## [ITEMS]
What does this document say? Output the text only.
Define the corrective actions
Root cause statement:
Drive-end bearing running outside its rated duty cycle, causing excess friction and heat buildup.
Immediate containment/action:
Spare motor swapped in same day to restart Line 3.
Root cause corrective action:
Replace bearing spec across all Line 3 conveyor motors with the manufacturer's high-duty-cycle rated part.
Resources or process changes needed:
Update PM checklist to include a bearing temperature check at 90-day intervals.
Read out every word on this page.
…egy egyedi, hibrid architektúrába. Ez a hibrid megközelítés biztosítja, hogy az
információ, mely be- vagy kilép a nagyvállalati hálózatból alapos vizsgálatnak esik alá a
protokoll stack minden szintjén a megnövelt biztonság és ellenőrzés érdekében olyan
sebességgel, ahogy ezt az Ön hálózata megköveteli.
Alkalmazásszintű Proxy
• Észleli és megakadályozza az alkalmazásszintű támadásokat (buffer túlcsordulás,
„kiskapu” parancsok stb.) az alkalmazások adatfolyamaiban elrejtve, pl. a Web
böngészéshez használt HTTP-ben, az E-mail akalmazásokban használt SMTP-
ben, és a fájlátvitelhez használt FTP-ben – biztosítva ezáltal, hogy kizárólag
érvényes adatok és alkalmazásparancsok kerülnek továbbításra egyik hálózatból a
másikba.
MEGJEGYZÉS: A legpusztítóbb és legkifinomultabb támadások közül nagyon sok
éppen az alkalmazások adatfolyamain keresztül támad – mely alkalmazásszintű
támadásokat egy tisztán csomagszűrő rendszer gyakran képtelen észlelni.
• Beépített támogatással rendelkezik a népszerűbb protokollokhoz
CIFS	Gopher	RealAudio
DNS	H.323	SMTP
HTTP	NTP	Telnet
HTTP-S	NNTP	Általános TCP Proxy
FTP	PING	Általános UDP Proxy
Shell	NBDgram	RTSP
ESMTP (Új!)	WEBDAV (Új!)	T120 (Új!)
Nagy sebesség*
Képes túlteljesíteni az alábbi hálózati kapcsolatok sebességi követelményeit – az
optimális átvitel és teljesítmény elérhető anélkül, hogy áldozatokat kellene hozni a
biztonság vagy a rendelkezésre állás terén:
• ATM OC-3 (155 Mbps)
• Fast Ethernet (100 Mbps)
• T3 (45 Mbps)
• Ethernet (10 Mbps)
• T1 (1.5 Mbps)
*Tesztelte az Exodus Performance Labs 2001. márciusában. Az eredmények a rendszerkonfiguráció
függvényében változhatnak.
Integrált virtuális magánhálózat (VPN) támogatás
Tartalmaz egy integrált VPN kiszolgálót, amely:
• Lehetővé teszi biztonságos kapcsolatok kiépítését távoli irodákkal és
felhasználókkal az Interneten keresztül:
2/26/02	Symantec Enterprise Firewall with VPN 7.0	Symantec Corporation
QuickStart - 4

## [WHAT IS EXPECTED]
Reproduce the full listing above, character for character.

## [WRITTEN ANSWER]
What does this document say? Output the text only.
Define the corrective actions
Root cause statement:
Drive-end bearing running outside its rated duty cycle, causing excess friction and heat buildup.
Immediate containment/action:
Spare motor swapped in same day to restart Line 3.
Root cause corrective action:
Replace bearing spec across all Line 3 conveyor motors with the manufacturer's high-duty-cycle rated part.
Resources or process changes needed:
Update PM checklist to include a bearing temperature check at 90-day intervals.
Read out every word on this page.
…egy egyedi, hibrid architektúrába. Ez a hibrid megközelítés biztosítja, hogy az
információ, mely be- vagy kilép a nagyvállalati hálózatból alapos vizsgálatnak esik alá a
protokoll stack minden szintjén a megnövelt biztonság és ellenőrzés érdekében olyan
sebességgel, ahogy ezt az Ön hálózata megköveteli.
Alkalmazásszintű Proxy
• Észleli és megakadályozza az alkalmazásszintű támadásokat (buffer túlcsordulás,
„kiskapu” parancsok stb.) az alkalmazások adatfolyamaiban elrejtve, pl. a Web
böngészéshez használt HTTP-ben, az E-mail akalmazásokban használt SMTP-
ben, és a fájlátvitelhez használt FTP-ben – biztosítva ezáltal, hogy kizárólag
érvényes adatok és alkalmazásparancsok kerülnek továbbításra egyik hálózatból a
másikba.
MEGJEGYZÉS: A legpusztítóbb és legkifinomultabb támadások közül nagyon sok
éppen az alkalmazások adatfolyamain keresztül támad – mely alkalmazásszintű
támadásokat egy tisztán csomagszűrő rendszer gyakran képtelen észlelni.
• Beépített támogatással rendelkezik a népszerűbb protokollokhoz
CIFS	Gopher	RealAudio
DNS	H.323	SMTP
HTTP	NTP	Telnet
HTTP-S	NNTP	Általános TCP Proxy
FTP	PING	Általános UDP Proxy
Shell	NBDgram	RTSP
ESMTP (Új!)	WEBDAV (Új!)	T120 (Új!)
Nagy sebesség*
Képes túlteljesíteni az alábbi hálózati kapcsolatok sebességi követelményeit – az
optimális átvitel és teljesítmény elérhető anélkül, hogy áldozatokat kellene hozni a
biztonság vagy a rendelkezésre állás terén:
• ATM OC-3 (155 Mbps)
• Fast Ethernet (100 Mbps)
• T3 (45 Mbps)
• Ethernet (10 Mbps)
• T1 (1.5 Mbps)
*Tesztelte az Exodus Performance Labs 2001. márciusában. Az eredmények a rendszerkonfiguráció
függvényében változhatnak.
Integrált virtuális magánhálózat (VPN) támogatás
Tartalmaz egy integrált VPN kiszolgálót, amely:
• Lehetővé teszi biztonságos kapcsolatok kiépítését távoli irodákkal és
felhasználókkal az Interneten keresztül:
2/26/02	Symantec Enterprise Firewall with VPN 7.0	Symantec Corporation
QuickStart - 4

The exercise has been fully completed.